((

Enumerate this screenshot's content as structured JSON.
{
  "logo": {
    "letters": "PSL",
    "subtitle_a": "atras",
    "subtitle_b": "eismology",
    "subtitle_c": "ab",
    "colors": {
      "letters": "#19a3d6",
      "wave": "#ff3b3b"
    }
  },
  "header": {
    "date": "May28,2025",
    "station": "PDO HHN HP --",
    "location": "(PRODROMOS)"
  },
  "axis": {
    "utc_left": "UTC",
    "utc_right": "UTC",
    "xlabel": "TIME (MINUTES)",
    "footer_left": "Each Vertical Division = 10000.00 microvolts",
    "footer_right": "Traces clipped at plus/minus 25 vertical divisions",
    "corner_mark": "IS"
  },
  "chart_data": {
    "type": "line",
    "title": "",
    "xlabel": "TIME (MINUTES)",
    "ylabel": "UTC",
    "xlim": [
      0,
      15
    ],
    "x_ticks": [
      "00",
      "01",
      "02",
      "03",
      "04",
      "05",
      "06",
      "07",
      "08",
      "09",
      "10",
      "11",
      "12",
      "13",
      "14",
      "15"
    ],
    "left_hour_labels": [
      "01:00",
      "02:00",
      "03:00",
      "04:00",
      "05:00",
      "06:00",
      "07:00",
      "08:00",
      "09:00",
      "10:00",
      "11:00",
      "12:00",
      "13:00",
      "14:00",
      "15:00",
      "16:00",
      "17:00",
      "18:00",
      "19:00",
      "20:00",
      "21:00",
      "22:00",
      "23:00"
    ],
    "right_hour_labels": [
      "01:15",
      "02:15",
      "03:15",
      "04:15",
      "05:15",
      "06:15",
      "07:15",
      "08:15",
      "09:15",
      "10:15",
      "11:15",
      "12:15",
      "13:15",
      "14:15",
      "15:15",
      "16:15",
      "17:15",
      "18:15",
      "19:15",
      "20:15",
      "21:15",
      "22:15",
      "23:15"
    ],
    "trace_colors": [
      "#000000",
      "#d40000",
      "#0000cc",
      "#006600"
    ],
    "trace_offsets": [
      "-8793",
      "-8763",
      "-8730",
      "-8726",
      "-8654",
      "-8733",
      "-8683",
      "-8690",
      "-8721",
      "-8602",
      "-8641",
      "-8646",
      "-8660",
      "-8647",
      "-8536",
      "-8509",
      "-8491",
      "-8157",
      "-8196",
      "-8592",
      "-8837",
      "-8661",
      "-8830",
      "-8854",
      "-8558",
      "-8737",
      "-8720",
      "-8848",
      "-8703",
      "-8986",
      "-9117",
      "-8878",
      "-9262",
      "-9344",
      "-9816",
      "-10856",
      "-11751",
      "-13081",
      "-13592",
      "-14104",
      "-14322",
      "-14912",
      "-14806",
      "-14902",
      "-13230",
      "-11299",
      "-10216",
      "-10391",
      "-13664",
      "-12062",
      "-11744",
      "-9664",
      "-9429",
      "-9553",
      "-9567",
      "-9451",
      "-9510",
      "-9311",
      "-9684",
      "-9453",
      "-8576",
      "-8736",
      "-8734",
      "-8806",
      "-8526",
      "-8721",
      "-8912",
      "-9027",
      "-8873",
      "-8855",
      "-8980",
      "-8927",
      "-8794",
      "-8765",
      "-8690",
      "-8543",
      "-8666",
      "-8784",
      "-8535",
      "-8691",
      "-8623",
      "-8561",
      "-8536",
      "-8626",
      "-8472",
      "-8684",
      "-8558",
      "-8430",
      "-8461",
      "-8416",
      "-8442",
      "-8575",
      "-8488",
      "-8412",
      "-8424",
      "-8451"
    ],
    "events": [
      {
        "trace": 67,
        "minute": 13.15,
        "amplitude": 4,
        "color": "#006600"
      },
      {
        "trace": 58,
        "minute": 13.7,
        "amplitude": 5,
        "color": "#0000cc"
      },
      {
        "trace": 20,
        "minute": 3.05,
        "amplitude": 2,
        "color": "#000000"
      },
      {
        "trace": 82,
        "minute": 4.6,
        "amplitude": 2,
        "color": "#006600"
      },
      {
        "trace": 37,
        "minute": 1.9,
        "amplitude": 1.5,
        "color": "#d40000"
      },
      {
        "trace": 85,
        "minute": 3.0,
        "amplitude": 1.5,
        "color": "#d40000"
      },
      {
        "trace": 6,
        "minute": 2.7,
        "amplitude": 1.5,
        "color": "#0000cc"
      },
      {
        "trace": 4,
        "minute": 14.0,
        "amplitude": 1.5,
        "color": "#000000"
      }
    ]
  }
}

))

**Given problem**: Please quote the data above in full, with no line missing.

**Answer to the task**:
Enumerate this screenshot's content as structured JSON.
{
  "logo": {
    "letters": "PSL",
    "subtitle_a": "atras",
    "subtitle_b": "eismology",
    "subtitle_c": "ab",
    "colors": {
      "letters": "#19a3d6",
      "wave": "#ff3b3b"
    }
  },
  "header": {
    "date": "May28,2025",
    "station": "PDO HHN HP --",
    "location": "(PRODROMOS)"
  },
  "axis": {
    "utc_left": "UTC",
    "utc_right": "UTC",
    "xlabel": "TIME (MINUTES)",
    "footer_left": "Each Vertical Division = 10000.00 microvolts",
    "footer_right": "Traces clipped at plus/minus 25 vertical divisions",
    "corner_mark": "IS"
  },
  "chart_data": {
    "type": "line",
    "title": "",
    "xlabel": "TIME (MINUTES)",
    "ylabel": "UTC",
    "xlim": [
      0,
      15
    ],
    "x_ticks": [
      "00",
      "01",
      "02",
      "03",
      "04",
      "05",
      "06",
      "07",
      "08",
      "09",
      "10",
      "11",
      "12",
      "13",
      "14",
      "15"
    ],
    "left_hour_labels": [
      "01:00",
      "02:00",
      "03:00",
      "04:00",
      "05:00",
      "06:00",
      "07:00",
      "08:00",
      "09:00",
      "10:00",
      "11:00",
      "12:00",
      "13:00",
      "14:00",
      "15:00",
      "16:00",
      "17:00",
      "18:00",
      "19:00",
      "20:00",
      "21:00",
      "22:00",
      "23:00"
    ],
    "right_hour_labels": [
      "01:15",
      "02:15",
      "03:15",
      "04:15",
      "05:15",
      "06:15",
      "07:15",
      "08:15",
      "09:15",
      "10:15",
      "11:15",
      "12:15",
      "13:15",
      "14:15",
      "15:15",
      "16:15",
      "17:15",
      "18:15",
      "19:15",
      "20:15",
      "21:15",
      "22:15",
      "23:15"
    ],
    "trace_colors": [
      "#000000",
      "#d40000",
      "#0000cc",
      "#006600"
    ],
    "trace_offsets": [
      "-8793",
      "-8763",
      "-8730",
      "-8726",
      "-8654",
      "-8733",
      "-8683",
      "-8690",
      "-8721",
      "-8602",
      "-8641",
      "-8646",
      "-8660",
      "-8647",
      "-8536",
      "-8509",
      "-8491",
      "-8157",
      "-8196",
      "-8592",
      "-8837",
      "-8661",
      "-8830",
      "-8854",
      "-8558",
      "-8737",
      "-8720",
      "-8848",
      "-8703",
      "-8986",
      "-9117",
      "-8878",
      "-9262",
      "-9344",
      "-9816",
      "-10856",
      "-11751",
      "-13081",
      "-13592",
      "-14104",
      "-14322",
      "-14912",
      "-14806",
      "-14902",
      "-13230",
      "-11299",
      "-10216",
      "-10391",
      "-13664",
      "-12062",
      "-11744",
      "-9664",
      "-9429",
      "-9553",
      "-9567",
      "-9451",
      "-9510",
      "-9311",
      "-9684",
      "-9453",
      "-8576",
      "-8736",
      "-8734",
      "-8806",
      "-8526",
      "-8721",
      "-8912",
      "-9027",
      "-8873",
      "-8855",
      "-8980",
      "-8927",
      "-8794",
      "-8765",
      "-8690",
      "-8543",
      "-8666",
      "-8784",
      "-8535",
      "-8691",
      "-8623",
      "-8561",
      "-8536",
      "-8626",
      "-8472",
      "-8684",
      "-8558",
      "-8430",
      "-8461",
      "-8416",
      "-8442",
      "-8575",
      "-8488",
      "-8412",
      "-8424",
      "-8451"
    ],
    "events": [
      {
        "trace": 67,
        "minute": 13.15,
        "amplitude": 4,
        "color": "#006600"
      },
      {
        "trace": 58,
        "minute": 13.7,
        "amplitude": 5,
        "color": "#0000cc"
      },
      {
        "trace": 20,
        "minute": 3.05,
        "amplitude": 2,
        "color": "#000000"
      },
      {
        "trace": 82,
        "minute": 4.6,
        "amplitude": 2,
        "color": "#006600"
      },
      {
        "trace": 37,
        "minute": 1.9,
        "amplitude": 1.5,
        "color": "#d40000"
      },
      {
        "trace": 85,
        "minute": 3.0,
        "amplitude": 1.5,
        "color": "#d40000"
      },
      {
        "trace": 6,
        "minute": 2.7,
        "amplitude": 1.5,
        "color": "#0000cc"
      },
      {
        "trace": 4,
        "minute": 14.0,
        "amplitude": 1.5,
        "color": "#000000"
      }
    ]
  }
}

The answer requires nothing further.